## Begin Items
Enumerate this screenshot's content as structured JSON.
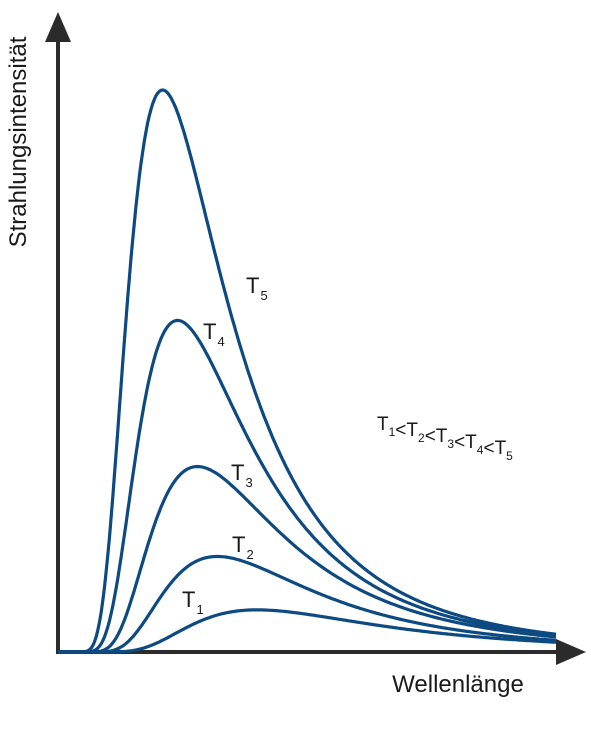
{
  "chart_data": {
    "type": "line",
    "title": "",
    "xlabel": "Wellenlänge",
    "ylabel": "Strahlungsintensität",
    "grid": false,
    "line_color": "#0d4a82",
    "axis_color": "#2b2b2b",
    "annotation": "T1<T2<T3<T4<T5",
    "annotation_parts": [
      {
        "main": "T",
        "sub": "1"
      },
      {
        "main": "<T",
        "sub": "2"
      },
      {
        "main": "<T",
        "sub": "3"
      },
      {
        "main": "<T",
        "sub": "4"
      },
      {
        "main": "<T",
        "sub": "5"
      }
    ],
    "series": [
      {
        "name": "T5",
        "label_main": "T",
        "label_sub": "5",
        "peak_x": 0.21,
        "peak_y": 1.0
      },
      {
        "name": "T4",
        "label_main": "T",
        "label_sub": "4",
        "peak_x": 0.24,
        "peak_y": 0.59
      },
      {
        "name": "T3",
        "label_main": "T",
        "label_sub": "3",
        "peak_x": 0.28,
        "peak_y": 0.33
      },
      {
        "name": "T2",
        "label_main": "T",
        "label_sub": "2",
        "peak_x": 0.32,
        "peak_y": 0.17
      },
      {
        "name": "T1",
        "label_main": "T",
        "label_sub": "1",
        "peak_x": 0.4,
        "peak_y": 0.075
      }
    ]
  }
}
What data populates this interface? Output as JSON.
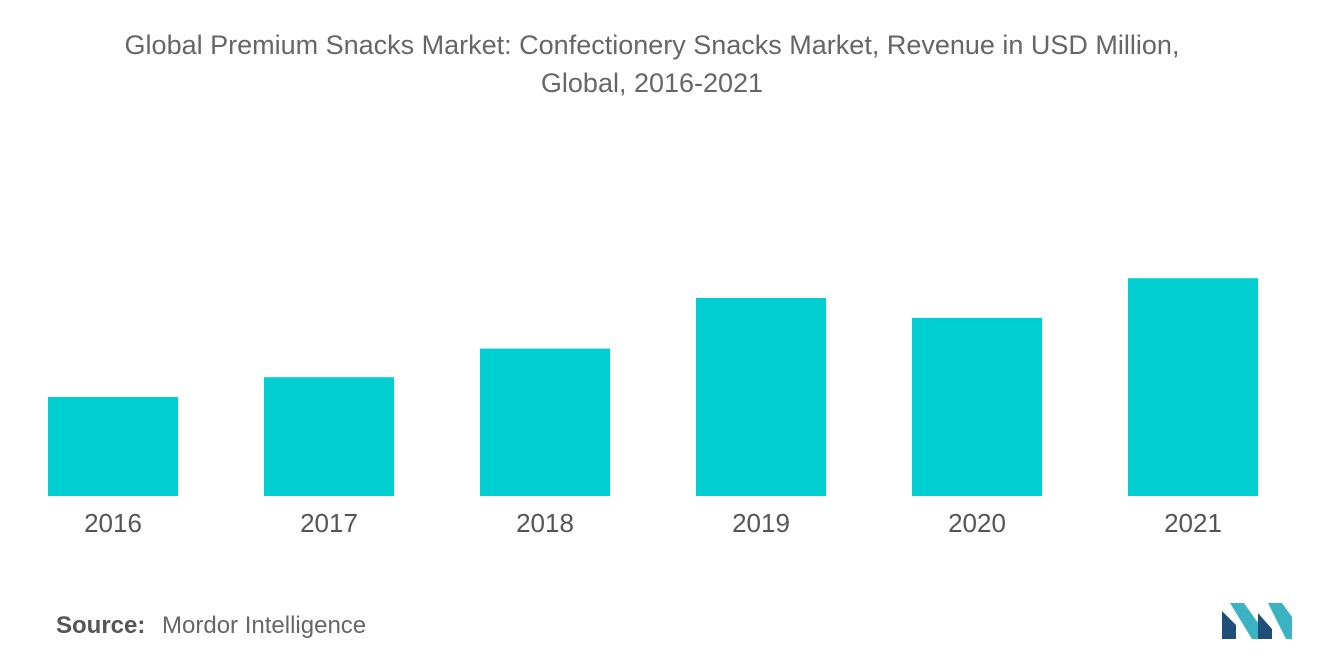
{
  "chart_data": {
    "type": "bar",
    "title_line1": "Global Premium Snacks Market: Confectionery Snacks Market, Revenue in USD Million,",
    "title_line2": "Global, 2016-2021",
    "categories": [
      "2016",
      "2017",
      "2018",
      "2019",
      "2020",
      "2021"
    ],
    "values": [
      45,
      54,
      67,
      90,
      81,
      99
    ],
    "ylim": [
      0,
      100
    ],
    "xlabel": "",
    "ylabel": "",
    "grid": false,
    "bar_color": "#00CED1"
  },
  "source": {
    "label": "Source:",
    "text": "Mordor Intelligence"
  },
  "logo": {
    "icon": "mordor-intelligence-logo",
    "colors": [
      "#1f4e79",
      "#3bb3c3"
    ]
  }
}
## End Items
● **Problem requirements**
Look for the word "Global" and return every line where it occurs.

● **Correct output**
    "title_line1": "Global Premium Snacks Market: Confectionery Snacks Market, Revenue in USD Million,",
    "title_line2": "Global, 2016-2021",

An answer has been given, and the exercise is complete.